## [TASK INSTRUCTIONS]
Select, from the data, each line where "structure" occurs.

## [INFORMATION SUPPLIED]
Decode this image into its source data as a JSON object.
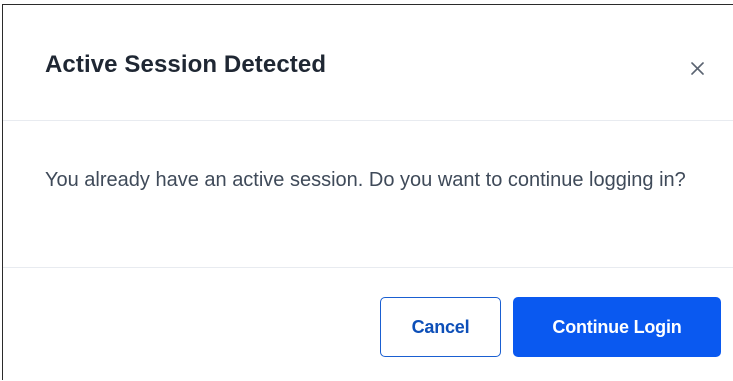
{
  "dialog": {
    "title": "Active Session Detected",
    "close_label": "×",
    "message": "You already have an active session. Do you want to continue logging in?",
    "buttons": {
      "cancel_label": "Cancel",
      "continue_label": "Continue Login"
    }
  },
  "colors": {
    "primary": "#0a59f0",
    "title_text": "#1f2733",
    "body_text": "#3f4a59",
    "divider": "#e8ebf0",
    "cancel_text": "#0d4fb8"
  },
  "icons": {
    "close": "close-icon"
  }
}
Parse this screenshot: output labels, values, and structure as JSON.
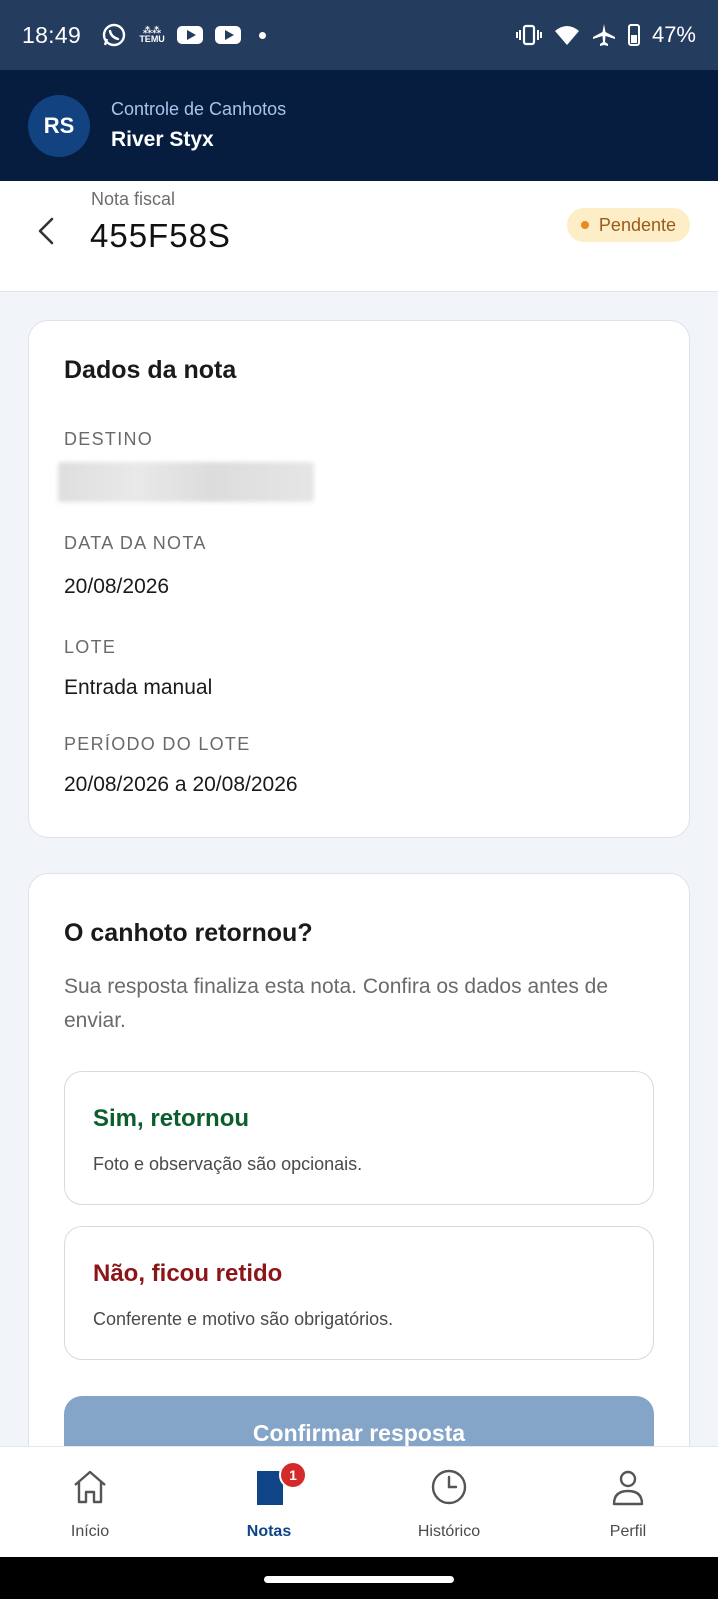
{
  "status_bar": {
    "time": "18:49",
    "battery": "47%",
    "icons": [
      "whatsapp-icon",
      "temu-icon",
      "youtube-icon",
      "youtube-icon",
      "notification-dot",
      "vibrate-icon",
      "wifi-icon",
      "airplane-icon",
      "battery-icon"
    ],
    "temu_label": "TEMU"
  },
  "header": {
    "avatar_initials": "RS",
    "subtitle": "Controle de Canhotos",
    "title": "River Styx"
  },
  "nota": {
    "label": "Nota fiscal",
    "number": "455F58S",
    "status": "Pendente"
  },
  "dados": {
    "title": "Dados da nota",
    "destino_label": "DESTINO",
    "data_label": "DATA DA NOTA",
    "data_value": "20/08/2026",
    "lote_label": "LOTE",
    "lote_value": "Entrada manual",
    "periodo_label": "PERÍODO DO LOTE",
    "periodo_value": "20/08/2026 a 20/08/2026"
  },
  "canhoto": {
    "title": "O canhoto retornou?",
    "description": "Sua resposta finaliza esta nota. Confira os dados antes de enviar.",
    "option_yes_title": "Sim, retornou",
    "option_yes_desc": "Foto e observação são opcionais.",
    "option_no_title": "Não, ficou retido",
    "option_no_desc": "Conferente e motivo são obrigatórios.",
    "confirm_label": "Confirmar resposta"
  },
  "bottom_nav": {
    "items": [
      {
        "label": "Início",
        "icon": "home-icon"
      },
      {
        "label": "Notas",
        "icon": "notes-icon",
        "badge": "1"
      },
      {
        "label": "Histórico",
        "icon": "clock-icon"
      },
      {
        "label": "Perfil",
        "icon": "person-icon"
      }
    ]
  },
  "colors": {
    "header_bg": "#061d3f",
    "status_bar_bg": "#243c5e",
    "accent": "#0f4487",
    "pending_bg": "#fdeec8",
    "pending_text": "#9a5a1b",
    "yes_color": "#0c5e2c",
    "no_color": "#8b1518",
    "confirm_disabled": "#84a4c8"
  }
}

* * *

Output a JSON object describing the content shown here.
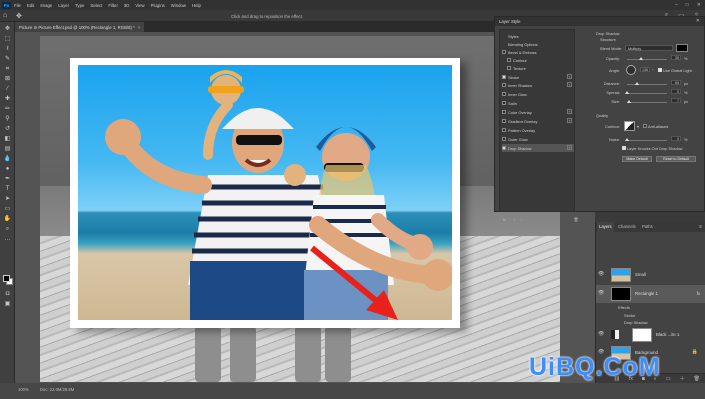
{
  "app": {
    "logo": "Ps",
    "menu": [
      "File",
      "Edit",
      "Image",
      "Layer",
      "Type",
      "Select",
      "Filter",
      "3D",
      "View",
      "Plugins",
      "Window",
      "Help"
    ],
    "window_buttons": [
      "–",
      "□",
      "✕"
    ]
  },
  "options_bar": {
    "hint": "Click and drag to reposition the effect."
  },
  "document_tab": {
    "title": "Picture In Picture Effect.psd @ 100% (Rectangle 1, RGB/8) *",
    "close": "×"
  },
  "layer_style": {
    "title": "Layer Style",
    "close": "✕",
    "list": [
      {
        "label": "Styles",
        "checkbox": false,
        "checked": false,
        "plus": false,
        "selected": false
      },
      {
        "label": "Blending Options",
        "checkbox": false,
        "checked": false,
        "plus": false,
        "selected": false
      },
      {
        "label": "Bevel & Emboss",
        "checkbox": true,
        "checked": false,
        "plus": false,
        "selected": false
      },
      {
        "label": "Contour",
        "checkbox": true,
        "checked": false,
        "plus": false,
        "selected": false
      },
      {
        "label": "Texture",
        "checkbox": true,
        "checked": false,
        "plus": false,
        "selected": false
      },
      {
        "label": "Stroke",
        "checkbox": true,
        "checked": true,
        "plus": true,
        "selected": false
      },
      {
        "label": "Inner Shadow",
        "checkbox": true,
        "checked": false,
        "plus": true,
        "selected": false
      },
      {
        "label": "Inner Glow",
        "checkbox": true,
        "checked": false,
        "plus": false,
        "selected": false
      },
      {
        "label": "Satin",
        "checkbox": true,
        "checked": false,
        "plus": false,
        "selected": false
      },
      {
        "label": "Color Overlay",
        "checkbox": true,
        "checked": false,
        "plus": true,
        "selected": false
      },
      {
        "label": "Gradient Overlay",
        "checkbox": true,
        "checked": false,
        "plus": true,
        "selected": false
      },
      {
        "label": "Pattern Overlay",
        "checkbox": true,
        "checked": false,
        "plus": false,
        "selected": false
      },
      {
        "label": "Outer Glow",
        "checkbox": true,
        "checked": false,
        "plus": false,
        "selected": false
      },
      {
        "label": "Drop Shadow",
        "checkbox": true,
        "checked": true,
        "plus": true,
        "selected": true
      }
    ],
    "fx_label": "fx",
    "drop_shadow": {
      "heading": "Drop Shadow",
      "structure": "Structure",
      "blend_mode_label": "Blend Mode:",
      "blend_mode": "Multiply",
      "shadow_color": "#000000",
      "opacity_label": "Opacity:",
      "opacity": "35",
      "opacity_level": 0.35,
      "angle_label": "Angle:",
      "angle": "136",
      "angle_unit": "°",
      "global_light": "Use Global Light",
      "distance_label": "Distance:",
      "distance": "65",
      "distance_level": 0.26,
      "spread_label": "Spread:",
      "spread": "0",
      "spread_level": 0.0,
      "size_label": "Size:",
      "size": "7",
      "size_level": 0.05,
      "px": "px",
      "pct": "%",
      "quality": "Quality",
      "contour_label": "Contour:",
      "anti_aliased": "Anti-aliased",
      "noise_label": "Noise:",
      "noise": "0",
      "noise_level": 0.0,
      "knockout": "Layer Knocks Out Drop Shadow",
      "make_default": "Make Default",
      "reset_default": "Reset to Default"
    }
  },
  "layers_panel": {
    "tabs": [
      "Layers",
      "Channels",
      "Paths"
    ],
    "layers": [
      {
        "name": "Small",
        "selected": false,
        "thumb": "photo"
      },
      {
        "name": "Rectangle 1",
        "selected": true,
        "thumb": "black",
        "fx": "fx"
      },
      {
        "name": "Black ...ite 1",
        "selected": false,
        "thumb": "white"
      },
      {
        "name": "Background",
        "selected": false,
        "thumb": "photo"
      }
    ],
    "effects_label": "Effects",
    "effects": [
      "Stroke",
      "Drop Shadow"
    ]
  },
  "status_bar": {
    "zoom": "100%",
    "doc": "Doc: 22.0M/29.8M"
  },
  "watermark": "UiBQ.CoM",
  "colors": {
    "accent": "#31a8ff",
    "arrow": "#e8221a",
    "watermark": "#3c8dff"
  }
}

## [EXERCISE RESULT]
Parse this screenshot: output labels, values, and structure as JSON.
      "structure": "Structure",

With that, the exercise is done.